● **Job**: Go over the entries below line by line, copying each one that contains the word "Municipality".

● **Records supplied**:
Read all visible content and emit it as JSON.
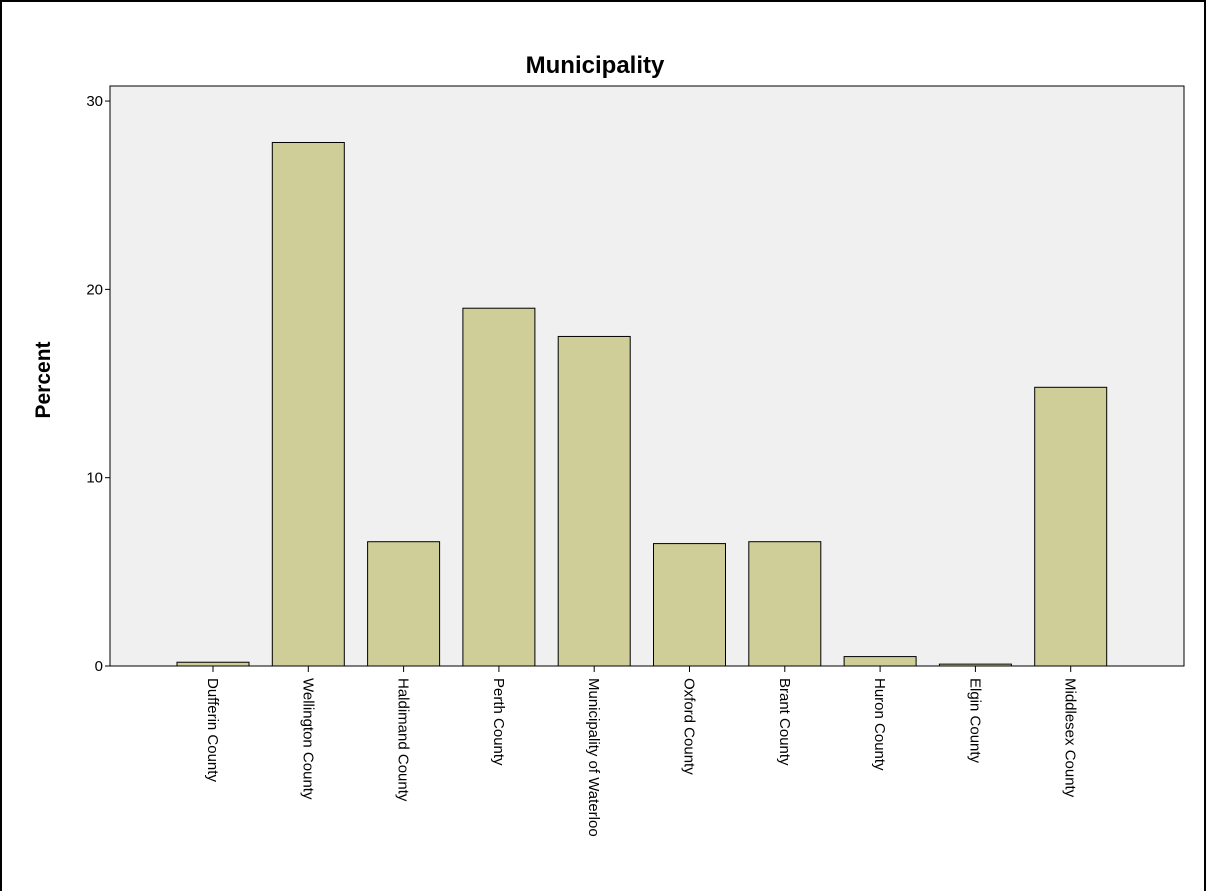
{
  "chart_data": {
    "type": "bar",
    "title": "Municipality",
    "xlabel": "",
    "ylabel": "Percent",
    "categories": [
      "Dufferin County",
      "Wellington County",
      "Haldimand County",
      "Perth County",
      "Municipality of Waterloo",
      "Oxford County",
      "Brant County",
      "Huron County",
      "Elgin County",
      "Middlesex County"
    ],
    "values": [
      0.2,
      27.8,
      6.6,
      19.0,
      17.5,
      6.5,
      6.6,
      0.5,
      0.1,
      14.8
    ],
    "ylim": [
      0,
      30.8
    ],
    "yticks": [
      0,
      10,
      20,
      30
    ],
    "grid": false,
    "legend": "none",
    "colors": {
      "bar_fill": "#d0ce98",
      "bar_stroke": "#000000",
      "plot_bg": "#f0f0f0",
      "background": "#ffffff"
    }
  }
}
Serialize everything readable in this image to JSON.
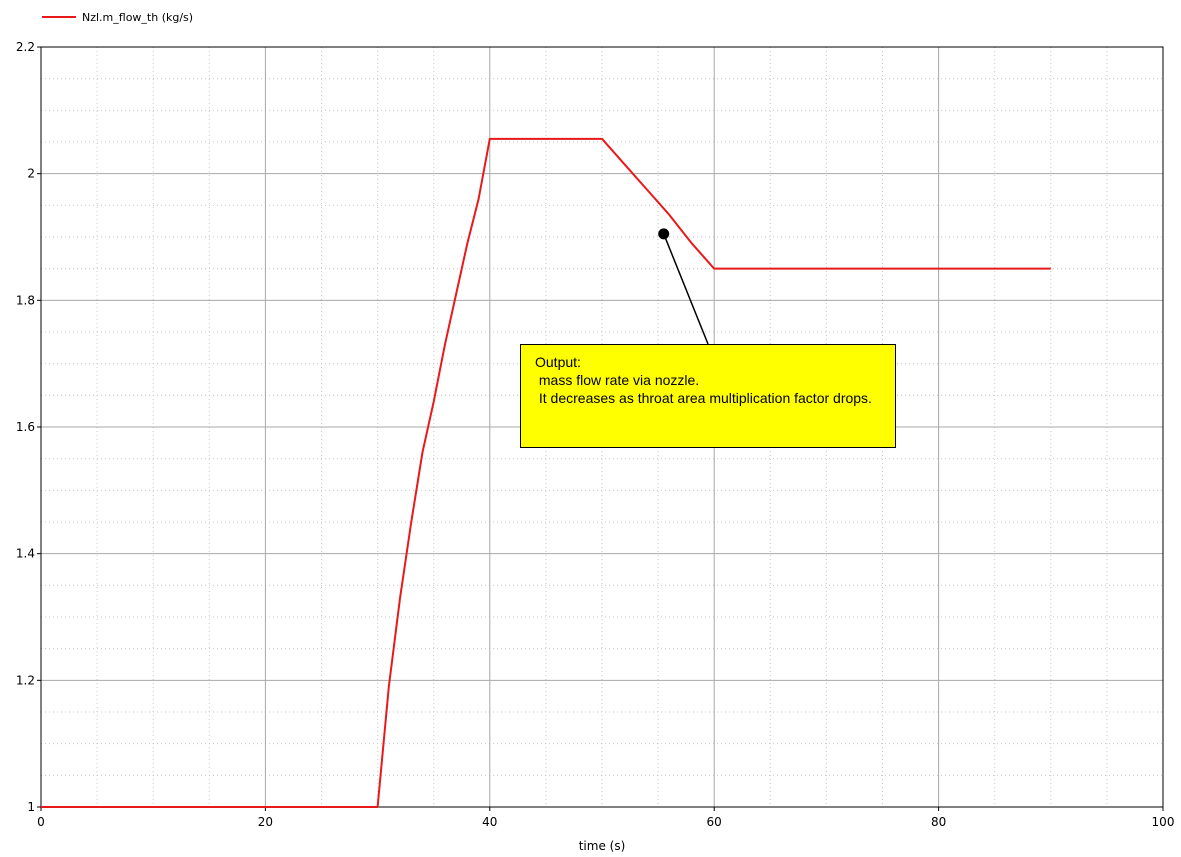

● **Response**:
    "title": "Municipality",
      "Municipality of Waterloo",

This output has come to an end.